■ Directions
Copy out, exactly as written, only the line containing "What text is on this page?" and the lines after it through the end of the records.
* BEGIN Data in this exercise *
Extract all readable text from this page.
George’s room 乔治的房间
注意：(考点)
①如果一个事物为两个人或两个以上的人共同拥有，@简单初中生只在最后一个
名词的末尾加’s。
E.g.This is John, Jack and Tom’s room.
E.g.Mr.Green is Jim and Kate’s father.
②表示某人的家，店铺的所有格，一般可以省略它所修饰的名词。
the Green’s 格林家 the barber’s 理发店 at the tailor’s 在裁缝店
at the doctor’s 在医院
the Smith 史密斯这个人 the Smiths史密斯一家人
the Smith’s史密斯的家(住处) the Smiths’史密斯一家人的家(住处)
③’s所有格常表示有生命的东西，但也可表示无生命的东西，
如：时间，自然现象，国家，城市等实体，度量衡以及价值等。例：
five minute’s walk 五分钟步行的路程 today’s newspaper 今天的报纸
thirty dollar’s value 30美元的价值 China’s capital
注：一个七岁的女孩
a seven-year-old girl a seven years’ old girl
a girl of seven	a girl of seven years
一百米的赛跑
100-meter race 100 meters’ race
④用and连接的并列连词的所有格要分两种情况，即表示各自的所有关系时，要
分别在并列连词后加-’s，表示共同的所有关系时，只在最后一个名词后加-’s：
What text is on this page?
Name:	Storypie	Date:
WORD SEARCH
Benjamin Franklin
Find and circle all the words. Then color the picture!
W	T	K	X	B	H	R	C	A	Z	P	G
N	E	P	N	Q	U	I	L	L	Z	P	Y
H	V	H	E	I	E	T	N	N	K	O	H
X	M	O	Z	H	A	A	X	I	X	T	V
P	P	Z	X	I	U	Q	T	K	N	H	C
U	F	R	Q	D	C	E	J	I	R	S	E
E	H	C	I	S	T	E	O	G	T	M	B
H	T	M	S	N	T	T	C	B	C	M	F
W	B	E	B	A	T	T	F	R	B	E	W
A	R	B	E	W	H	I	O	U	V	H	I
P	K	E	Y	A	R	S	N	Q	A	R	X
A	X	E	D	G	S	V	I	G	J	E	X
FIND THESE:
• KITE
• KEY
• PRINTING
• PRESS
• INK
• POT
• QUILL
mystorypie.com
* END Data in this exercise *
■ Solution
What text is on this page?
Name:	Storypie	Date:
WORD SEARCH
Benjamin Franklin
Find and circle all the words. Then color the picture!
W	T	K	X	B	H	R	C	A	Z	P	G
N	E	P	N	Q	U	I	L	L	Z	P	Y
H	V	H	E	I	E	T	N	N	K	O	H
X	M	O	Z	H	A	A	X	I	X	T	V
P	P	Z	X	I	U	Q	T	K	N	H	C
U	F	R	Q	D	C	E	J	I	R	S	E
E	H	C	I	S	T	E	O	G	T	M	B
H	T	M	S	N	T	T	C	B	C	M	F
W	B	E	B	A	T	T	F	R	B	E	W
A	R	B	E	W	H	I	O	U	V	H	I
P	K	E	Y	A	R	S	N	Q	A	R	X
A	X	E	D	G	S	V	I	G	J	E	X
FIND THESE:
• KITE
• KEY
• PRINTING
• PRESS
• INK
• POT
• QUILL
mystorypie.com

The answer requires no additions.